GIVEN PROBLEM
Will you transcribe all the entries word for word, skipping the pictures they hold?

DATA RECORDS
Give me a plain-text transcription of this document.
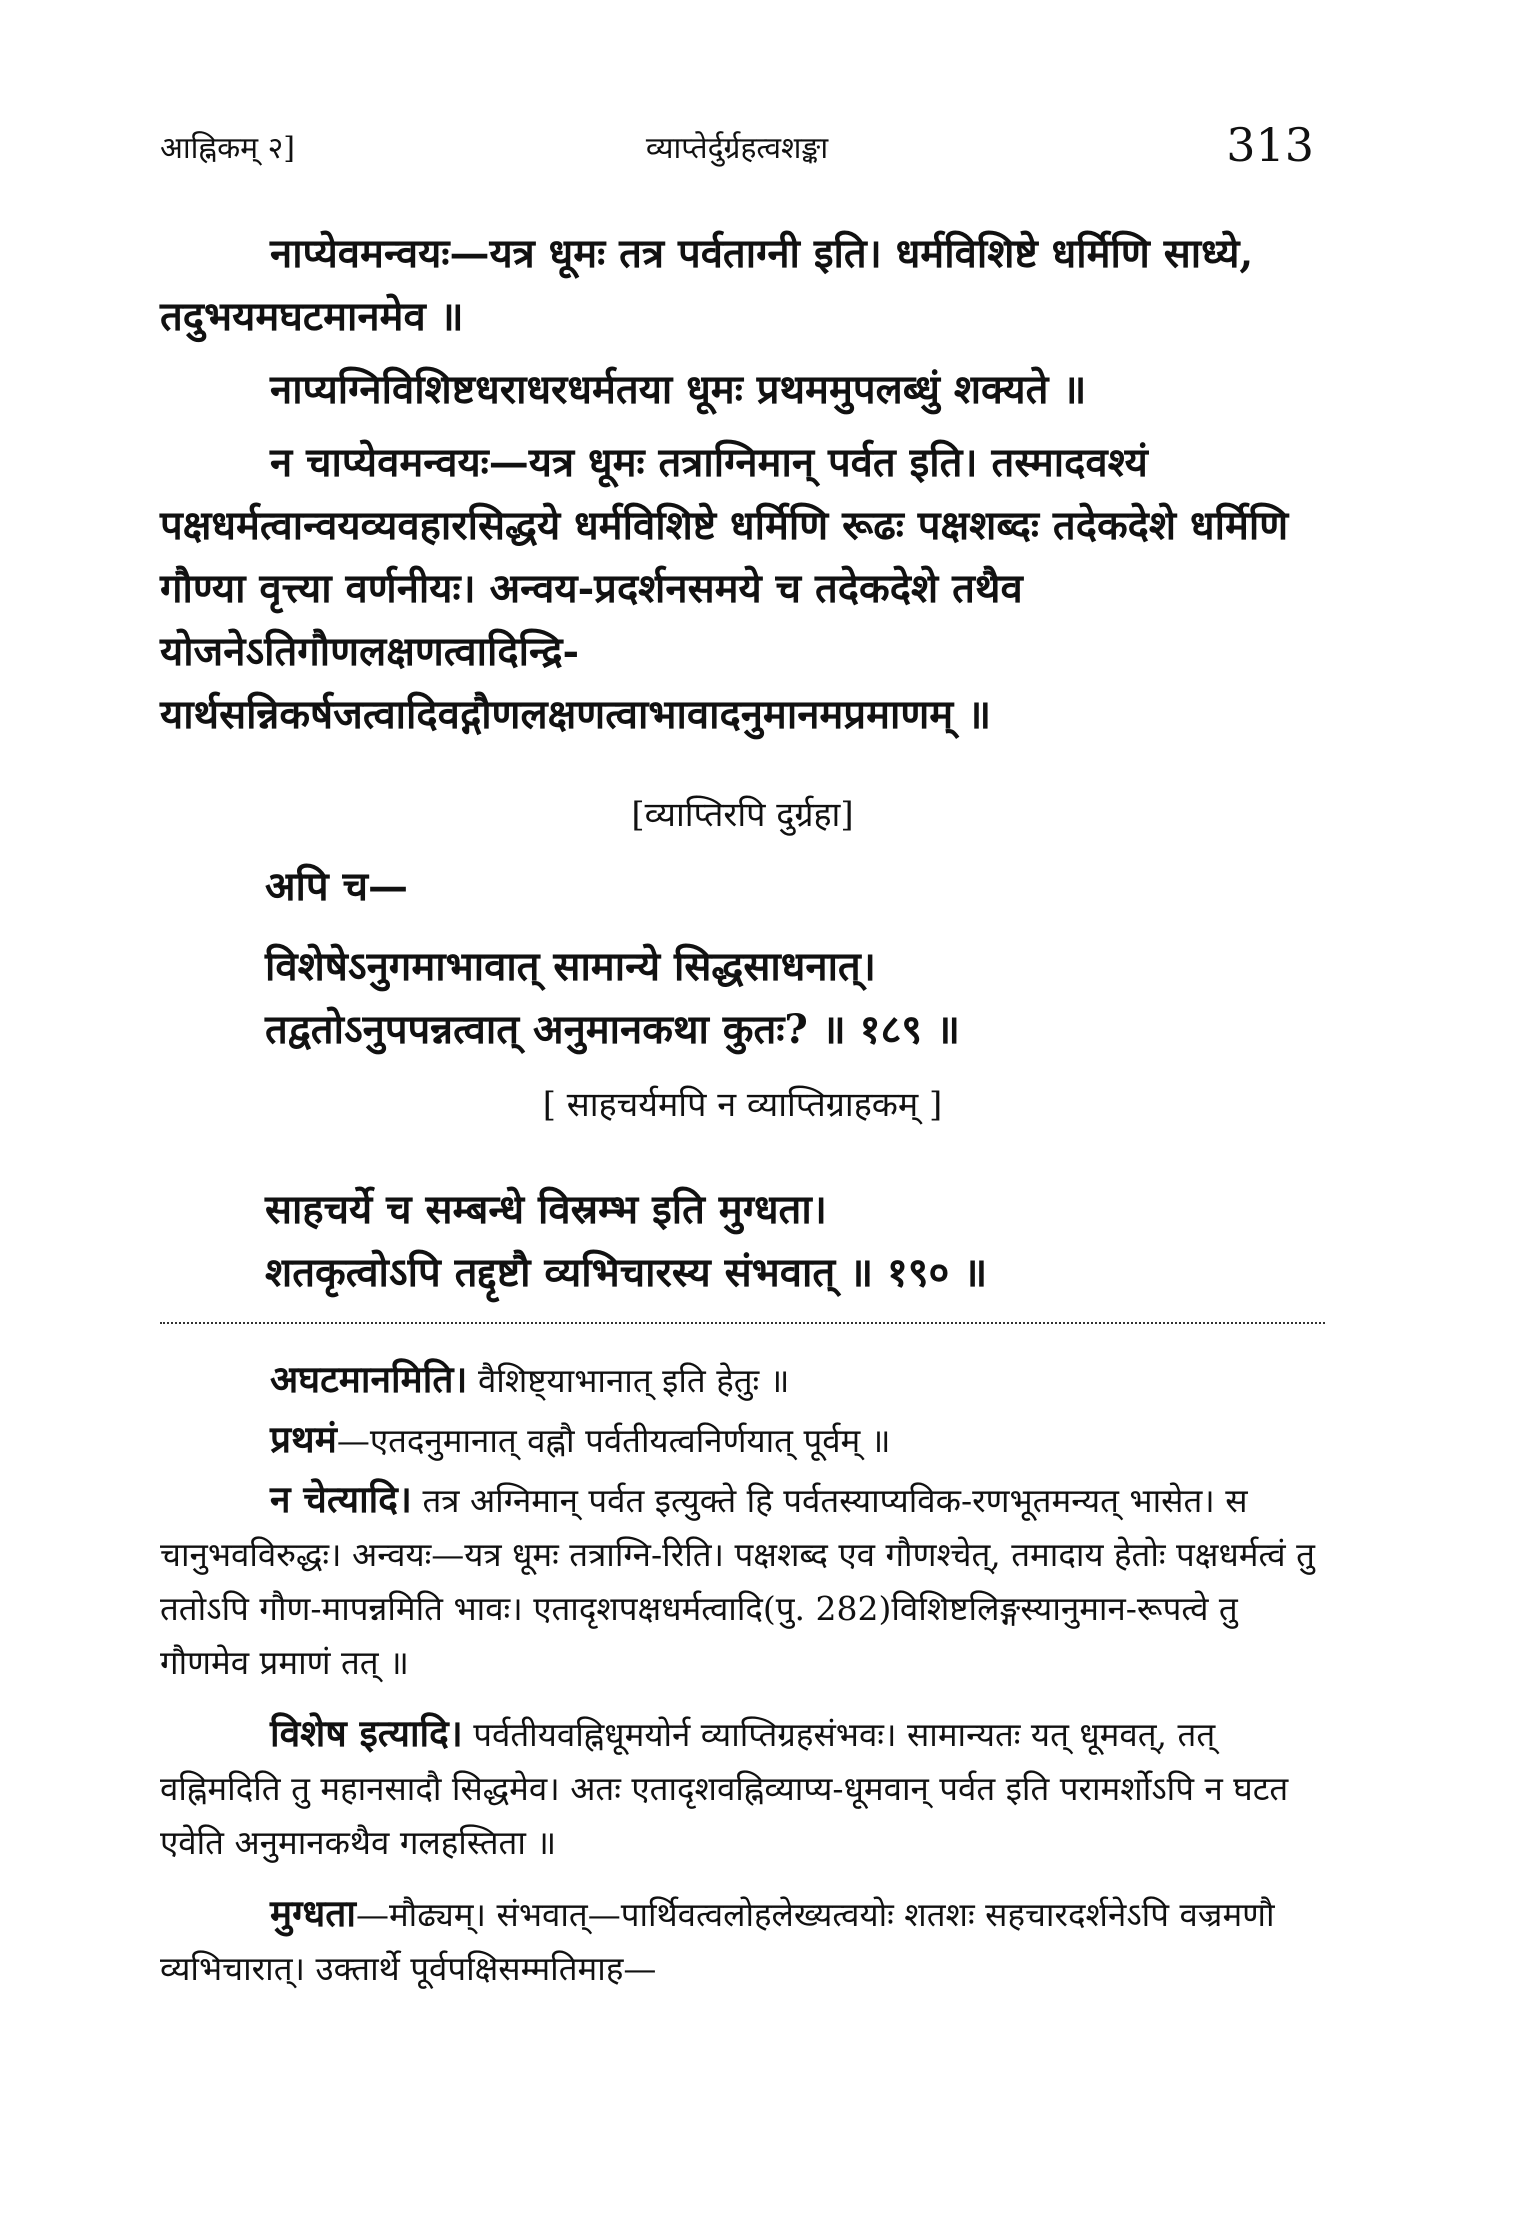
आह्निकम् २]	व्याप्तेर्दुर्ग्रहत्वशङ्का	313

नाप्येवमन्वयः—यत्र धूमः तत्र पर्वताग्नी इति। धर्मविशिष्टे धर्मिणि साध्ये, तदुभयमघटमानमेव ॥

नाप्यग्निविशिष्टधराधरधर्मतया धूमः प्रथममुपलब्धुं शक्यते ॥

न चाप्येवमन्वयः—यत्र धूमः तत्राग्निमान् पर्वत इति। तस्मादवश्यं पक्षधर्मत्वान्वयव्यवहारसिद्धये धर्मविशिष्टे धर्मिणि रूढः पक्षशब्दः तदेकदेशे धर्मिणि गौण्या वृत्त्या वर्णनीयः। अन्वय-प्रदर्शनसमये च तदेकदेशे तथैव योजनेऽतिगौणलक्षणत्वादिन्द्रि-यार्थसन्निकर्षजत्वादिवद्गौणलक्षणत्वाभावादनुमानमप्रमाणम् ॥

[व्याप्तिरपि दुर्ग्रहा]
अपि च—

विशेषेऽनुगमाभावात् सामान्ये सिद्धसाधनात्।

तद्वतोऽनुपपन्नत्वात् अनुमानकथा कुतः? ॥ १८९ ॥

[ साहचर्यमपि न व्याप्तिग्राहकम् ]

साहचर्ये च सम्बन्धे विस्रम्भ इति मुग्धता।

शतकृत्वोऽपि तद्दृष्टौ व्यभिचारस्य संभवात् ॥ १९० ॥

अघटमानमिति। वैशिष्ट्याभानात् इति हेतुः ॥

प्रथमं—एतदनुमानात् वह्नौ पर्वतीयत्वनिर्णयात् पूर्वम् ॥

न चेत्यादि। तत्र अग्निमान् पर्वत इत्युक्ते हि पर्वतस्याप्यविक-रणभूतमन्यत् भासेत। स चानुभवविरुद्धः। अन्वयः—यत्र धूमः तत्राग्नि-रिति। पक्षशब्द एव गौणश्चेत्, तमादाय हेतोः पक्षधर्मत्वं तु ततोऽपि गौण-मापन्नमिति भावः। एतादृशपक्षधर्मत्वादि(पु. 282)विशिष्टलिङ्गस्यानुमान-रूपत्वे तु गौणमेव प्रमाणं तत् ॥

विशेष इत्यादि। पर्वतीयवह्निधूमयोर्न व्याप्तिग्रहसंभवः। सामान्यतः यत् धूमवत्, तत् वह्निमदिति तु महानसादौ सिद्धमेव। अतः एतादृशवह्निव्याप्य-धूमवान् पर्वत इति परामर्शोऽपि न घटत एवेति अनुमानकथैव गलहस्तिता ॥

मुग्धता—मौढ्यम्। संभवात्—पार्थिवत्वलोहलेख्यत्वयोः शतशः सहचारदर्शनेऽपि वज्रमणौ व्यभिचारात्। उक्तार्थे पूर्वपक्षिसम्मतिमाह—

EXERCISE SOLUTION
Give me a plain-text transcription of this document.
आह्निकम् २]	व्याप्तेर्दुर्ग्रहत्वशङ्का	313

नाप्येवमन्वयः—यत्र धूमः तत्र पर्वताग्नी इति। धर्मविशिष्टे धर्मिणि साध्ये, तदुभयमघटमानमेव ॥

नाप्यग्निविशिष्टधराधरधर्मतया धूमः प्रथममुपलब्धुं शक्यते ॥

न चाप्येवमन्वयः—यत्र धूमः तत्राग्निमान् पर्वत इति। तस्मादवश्यं पक्षधर्मत्वान्वयव्यवहारसिद्धये धर्मविशिष्टे धर्मिणि रूढः पक्षशब्दः तदेकदेशे धर्मिणि गौण्या वृत्त्या वर्णनीयः। अन्वय-प्रदर्शनसमये च तदेकदेशे तथैव योजनेऽतिगौणलक्षणत्वादिन्द्रि-यार्थसन्निकर्षजत्वादिवद्गौणलक्षणत्वाभावादनुमानमप्रमाणम् ॥

[व्याप्तिरपि दुर्ग्रहा]
अपि च—

विशेषेऽनुगमाभावात् सामान्ये सिद्धसाधनात्।

तद्वतोऽनुपपन्नत्वात् अनुमानकथा कुतः? ॥ १८९ ॥

[ साहचर्यमपि न व्याप्तिग्राहकम् ]

साहचर्ये च सम्बन्धे विस्रम्भ इति मुग्धता।

शतकृत्वोऽपि तद्दृष्टौ व्यभिचारस्य संभवात् ॥ १९० ॥

अघटमानमिति। वैशिष्ट्याभानात् इति हेतुः ॥

प्रथमं—एतदनुमानात् वह्नौ पर्वतीयत्वनिर्णयात् पूर्वम् ॥

न चेत्यादि। तत्र अग्निमान् पर्वत इत्युक्ते हि पर्वतस्याप्यविक-रणभूतमन्यत् भासेत। स चानुभवविरुद्धः। अन्वयः—यत्र धूमः तत्राग्नि-रिति। पक्षशब्द एव गौणश्चेत्, तमादाय हेतोः पक्षधर्मत्वं तु ततोऽपि गौण-मापन्नमिति भावः। एतादृशपक्षधर्मत्वादि(पु. 282)विशिष्टलिङ्गस्यानुमान-रूपत्वे तु गौणमेव प्रमाणं तत् ॥

विशेष इत्यादि। पर्वतीयवह्निधूमयोर्न व्याप्तिग्रहसंभवः। सामान्यतः यत् धूमवत्, तत् वह्निमदिति तु महानसादौ सिद्धमेव। अतः एतादृशवह्निव्याप्य-धूमवान् पर्वत इति परामर्शोऽपि न घटत एवेति अनुमानकथैव गलहस्तिता ॥

मुग्धता—मौढ्यम्। संभवात्—पार्थिवत्वलोहलेख्यत्वयोः शतशः सहचारदर्शनेऽपि वज्रमणौ व्यभिचारात्। उक्तार्थे पूर्वपक्षिसम्मतिमाह—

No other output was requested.